* STORED RECORDS
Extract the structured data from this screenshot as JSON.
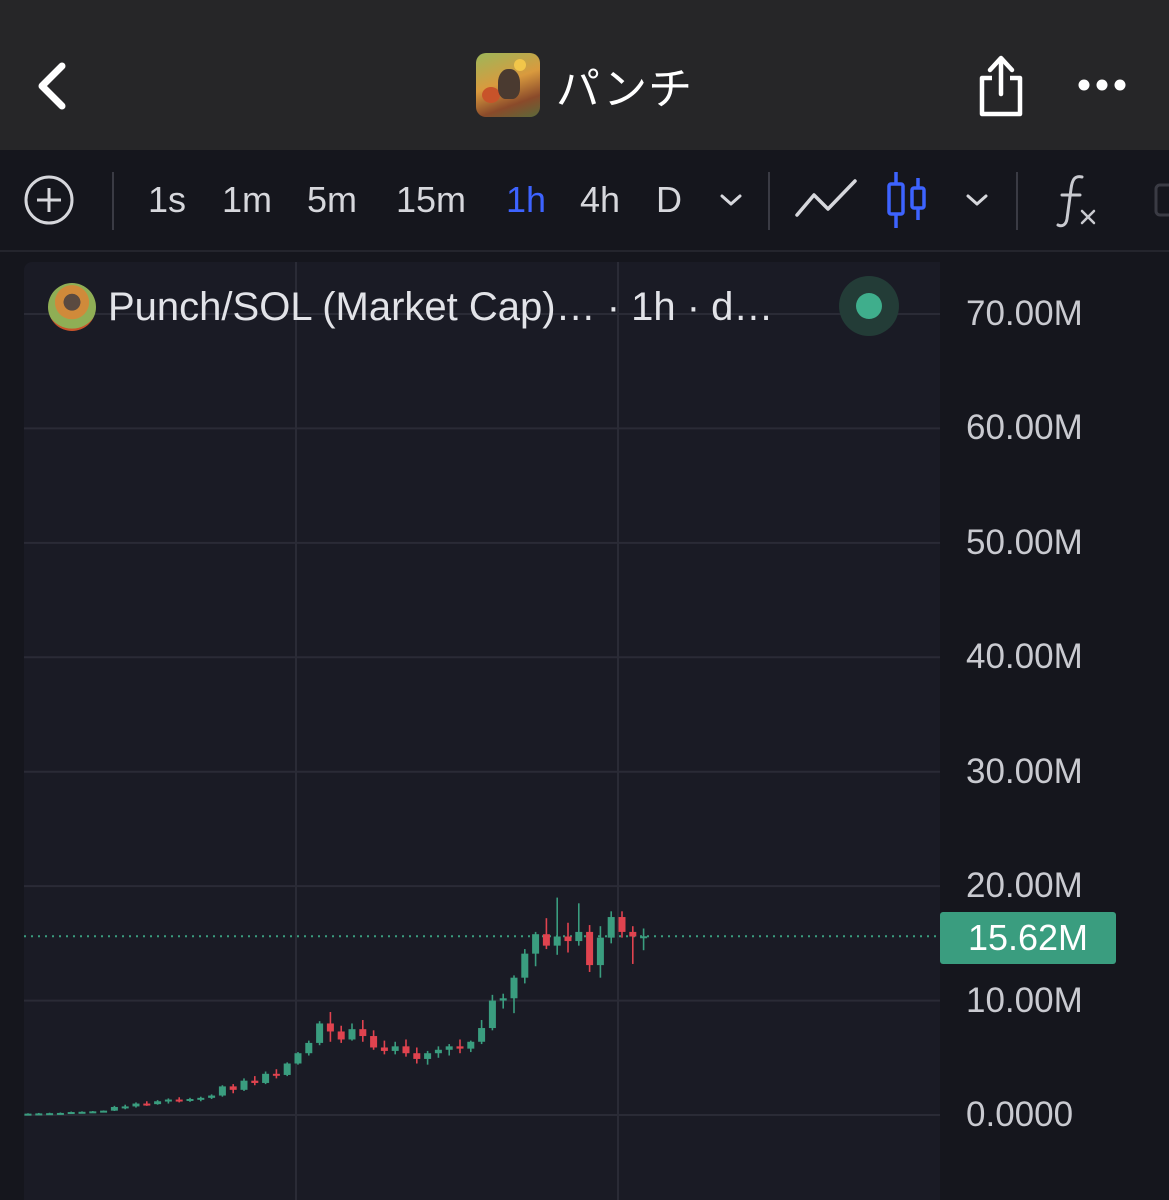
{
  "header": {
    "title": "パンチ",
    "back_icon": "chevron-left-icon",
    "share_icon": "share-icon",
    "more_icon": "ellipsis-icon"
  },
  "toolbar": {
    "add_icon": "add-circle-icon",
    "timeframes": [
      {
        "label": "1s",
        "active": false
      },
      {
        "label": "1m",
        "active": false
      },
      {
        "label": "5m",
        "active": false
      },
      {
        "label": "15m",
        "active": false
      },
      {
        "label": "1h",
        "active": true
      },
      {
        "label": "4h",
        "active": false
      },
      {
        "label": "D",
        "active": false
      }
    ],
    "timeframe_dropdown_icon": "chevron-down-icon",
    "line_chart_icon": "line-chart-icon",
    "candle_chart_icon": "candlestick-icon",
    "chart_type_dropdown_icon": "chevron-down-icon",
    "indicators_icon": "function-icon",
    "active_color": "#3d63ff"
  },
  "chart": {
    "legend": "Punch/SOL (Market Cap)…  · 1h · d…",
    "live_indicator_color": "#3fae8c",
    "current_price_label": "15.62M",
    "up_color": "#3a9d7f",
    "down_color": "#e0434f"
  },
  "chart_data": {
    "type": "candlestick",
    "y_tick_labels": [
      "70.00M",
      "60.00M",
      "50.00M",
      "40.00M",
      "30.00M",
      "20.00M",
      "10.00M",
      "0.0000"
    ],
    "y_ticks": [
      70,
      60,
      50,
      40,
      30,
      20,
      10,
      0
    ],
    "ylim": [
      -3.5,
      75
    ],
    "units": "M",
    "current_price": 15.62,
    "candles": [
      [
        0.1,
        0.15,
        0.05,
        0.12
      ],
      [
        0.12,
        0.18,
        0.08,
        0.14
      ],
      [
        0.14,
        0.2,
        0.1,
        0.16
      ],
      [
        0.16,
        0.22,
        0.12,
        0.18
      ],
      [
        0.18,
        0.3,
        0.15,
        0.26
      ],
      [
        0.26,
        0.32,
        0.2,
        0.28
      ],
      [
        0.28,
        0.35,
        0.22,
        0.32
      ],
      [
        0.32,
        0.4,
        0.28,
        0.38
      ],
      [
        0.38,
        0.8,
        0.35,
        0.7
      ],
      [
        0.7,
        0.9,
        0.5,
        0.75
      ],
      [
        0.75,
        1.1,
        0.65,
        1.0
      ],
      [
        1.0,
        1.2,
        0.8,
        0.95
      ],
      [
        0.95,
        1.3,
        0.9,
        1.2
      ],
      [
        1.2,
        1.45,
        1.0,
        1.35
      ],
      [
        1.35,
        1.55,
        1.1,
        1.25
      ],
      [
        1.25,
        1.5,
        1.15,
        1.4
      ],
      [
        1.4,
        1.6,
        1.2,
        1.5
      ],
      [
        1.5,
        1.8,
        1.4,
        1.7
      ],
      [
        1.7,
        2.6,
        1.6,
        2.5
      ],
      [
        2.5,
        2.7,
        1.9,
        2.2
      ],
      [
        2.2,
        3.2,
        2.1,
        3.0
      ],
      [
        3.0,
        3.4,
        2.6,
        2.8
      ],
      [
        2.8,
        3.8,
        2.7,
        3.6
      ],
      [
        3.6,
        4.0,
        3.2,
        3.5
      ],
      [
        3.5,
        4.6,
        3.4,
        4.5
      ],
      [
        4.5,
        5.5,
        4.4,
        5.4
      ],
      [
        5.4,
        6.5,
        5.2,
        6.3
      ],
      [
        6.3,
        8.2,
        6.1,
        8.0
      ],
      [
        8.0,
        9.0,
        6.4,
        7.3
      ],
      [
        7.3,
        7.8,
        6.3,
        6.6
      ],
      [
        6.6,
        8.0,
        6.5,
        7.5
      ],
      [
        7.5,
        8.3,
        6.4,
        6.9
      ],
      [
        6.9,
        7.4,
        5.7,
        5.9
      ],
      [
        5.9,
        6.5,
        5.3,
        5.6
      ],
      [
        5.6,
        6.4,
        5.3,
        6.0
      ],
      [
        6.0,
        6.6,
        5.1,
        5.4
      ],
      [
        5.4,
        5.9,
        4.5,
        4.9
      ],
      [
        4.9,
        5.6,
        4.4,
        5.4
      ],
      [
        5.4,
        6.0,
        5.0,
        5.7
      ],
      [
        5.7,
        6.2,
        5.2,
        6.0
      ],
      [
        6.0,
        6.6,
        5.4,
        5.8
      ],
      [
        5.8,
        6.5,
        5.5,
        6.4
      ],
      [
        6.4,
        8.3,
        6.2,
        7.6
      ],
      [
        7.6,
        10.5,
        7.4,
        10.0
      ],
      [
        10.0,
        10.6,
        9.3,
        10.2
      ],
      [
        10.2,
        12.2,
        8.9,
        12.0
      ],
      [
        12.0,
        14.5,
        11.5,
        14.1
      ],
      [
        14.1,
        16.0,
        13.0,
        15.8
      ],
      [
        15.8,
        17.2,
        14.5,
        14.8
      ],
      [
        14.8,
        19.0,
        14.0,
        15.6
      ],
      [
        15.6,
        16.8,
        14.2,
        15.2
      ],
      [
        15.2,
        18.5,
        14.8,
        16.0
      ],
      [
        16.0,
        16.6,
        12.5,
        13.1
      ],
      [
        13.1,
        16.5,
        12.0,
        15.5
      ],
      [
        15.5,
        17.8,
        15.0,
        17.3
      ],
      [
        17.3,
        17.8,
        15.5,
        16.0
      ],
      [
        16.0,
        16.5,
        13.2,
        15.6
      ],
      [
        15.6,
        16.3,
        14.4,
        15.62
      ]
    ]
  }
}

* WHAT TO PRODUCE
Exclude every picture and copy the remaining data exactly.

* OUTPUT OF THE TASK
Extract the structured data from this screenshot as JSON.
{
  "header": {
    "title": "パンチ",
    "back_icon": "chevron-left-icon",
    "share_icon": "share-icon",
    "more_icon": "ellipsis-icon"
  },
  "toolbar": {
    "add_icon": "add-circle-icon",
    "timeframes": [
      {
        "label": "1s",
        "active": false
      },
      {
        "label": "1m",
        "active": false
      },
      {
        "label": "5m",
        "active": false
      },
      {
        "label": "15m",
        "active": false
      },
      {
        "label": "1h",
        "active": true
      },
      {
        "label": "4h",
        "active": false
      },
      {
        "label": "D",
        "active": false
      }
    ],
    "timeframe_dropdown_icon": "chevron-down-icon",
    "line_chart_icon": "line-chart-icon",
    "candle_chart_icon": "candlestick-icon",
    "chart_type_dropdown_icon": "chevron-down-icon",
    "indicators_icon": "function-icon",
    "active_color": "#3d63ff"
  },
  "chart": {
    "legend": "Punch/SOL (Market Cap)…  · 1h · d…",
    "live_indicator_color": "#3fae8c",
    "current_price_label": "15.62M",
    "up_color": "#3a9d7f",
    "down_color": "#e0434f"
  },
  "chart_data": {
    "type": "candlestick",
    "y_tick_labels": [
      "70.00M",
      "60.00M",
      "50.00M",
      "40.00M",
      "30.00M",
      "20.00M",
      "10.00M",
      "0.0000"
    ],
    "y_ticks": [
      70,
      60,
      50,
      40,
      30,
      20,
      10,
      0
    ],
    "ylim": [
      -3.5,
      75
    ],
    "units": "M",
    "current_price": 15.62,
    "candles": [
      [
        0.1,
        0.15,
        0.05,
        0.12
      ],
      [
        0.12,
        0.18,
        0.08,
        0.14
      ],
      [
        0.14,
        0.2,
        0.1,
        0.16
      ],
      [
        0.16,
        0.22,
        0.12,
        0.18
      ],
      [
        0.18,
        0.3,
        0.15,
        0.26
      ],
      [
        0.26,
        0.32,
        0.2,
        0.28
      ],
      [
        0.28,
        0.35,
        0.22,
        0.32
      ],
      [
        0.32,
        0.4,
        0.28,
        0.38
      ],
      [
        0.38,
        0.8,
        0.35,
        0.7
      ],
      [
        0.7,
        0.9,
        0.5,
        0.75
      ],
      [
        0.75,
        1.1,
        0.65,
        1.0
      ],
      [
        1.0,
        1.2,
        0.8,
        0.95
      ],
      [
        0.95,
        1.3,
        0.9,
        1.2
      ],
      [
        1.2,
        1.45,
        1.0,
        1.35
      ],
      [
        1.35,
        1.55,
        1.1,
        1.25
      ],
      [
        1.25,
        1.5,
        1.15,
        1.4
      ],
      [
        1.4,
        1.6,
        1.2,
        1.5
      ],
      [
        1.5,
        1.8,
        1.4,
        1.7
      ],
      [
        1.7,
        2.6,
        1.6,
        2.5
      ],
      [
        2.5,
        2.7,
        1.9,
        2.2
      ],
      [
        2.2,
        3.2,
        2.1,
        3.0
      ],
      [
        3.0,
        3.4,
        2.6,
        2.8
      ],
      [
        2.8,
        3.8,
        2.7,
        3.6
      ],
      [
        3.6,
        4.0,
        3.2,
        3.5
      ],
      [
        3.5,
        4.6,
        3.4,
        4.5
      ],
      [
        4.5,
        5.5,
        4.4,
        5.4
      ],
      [
        5.4,
        6.5,
        5.2,
        6.3
      ],
      [
        6.3,
        8.2,
        6.1,
        8.0
      ],
      [
        8.0,
        9.0,
        6.4,
        7.3
      ],
      [
        7.3,
        7.8,
        6.3,
        6.6
      ],
      [
        6.6,
        8.0,
        6.5,
        7.5
      ],
      [
        7.5,
        8.3,
        6.4,
        6.9
      ],
      [
        6.9,
        7.4,
        5.7,
        5.9
      ],
      [
        5.9,
        6.5,
        5.3,
        5.6
      ],
      [
        5.6,
        6.4,
        5.3,
        6.0
      ],
      [
        6.0,
        6.6,
        5.1,
        5.4
      ],
      [
        5.4,
        5.9,
        4.5,
        4.9
      ],
      [
        4.9,
        5.6,
        4.4,
        5.4
      ],
      [
        5.4,
        6.0,
        5.0,
        5.7
      ],
      [
        5.7,
        6.2,
        5.2,
        6.0
      ],
      [
        6.0,
        6.6,
        5.4,
        5.8
      ],
      [
        5.8,
        6.5,
        5.5,
        6.4
      ],
      [
        6.4,
        8.3,
        6.2,
        7.6
      ],
      [
        7.6,
        10.5,
        7.4,
        10.0
      ],
      [
        10.0,
        10.6,
        9.3,
        10.2
      ],
      [
        10.2,
        12.2,
        8.9,
        12.0
      ],
      [
        12.0,
        14.5,
        11.5,
        14.1
      ],
      [
        14.1,
        16.0,
        13.0,
        15.8
      ],
      [
        15.8,
        17.2,
        14.5,
        14.8
      ],
      [
        14.8,
        19.0,
        14.0,
        15.6
      ],
      [
        15.6,
        16.8,
        14.2,
        15.2
      ],
      [
        15.2,
        18.5,
        14.8,
        16.0
      ],
      [
        16.0,
        16.6,
        12.5,
        13.1
      ],
      [
        13.1,
        16.5,
        12.0,
        15.5
      ],
      [
        15.5,
        17.8,
        15.0,
        17.3
      ],
      [
        17.3,
        17.8,
        15.5,
        16.0
      ],
      [
        16.0,
        16.5,
        13.2,
        15.6
      ],
      [
        15.6,
        16.3,
        14.4,
        15.62
      ]
    ]
  }
}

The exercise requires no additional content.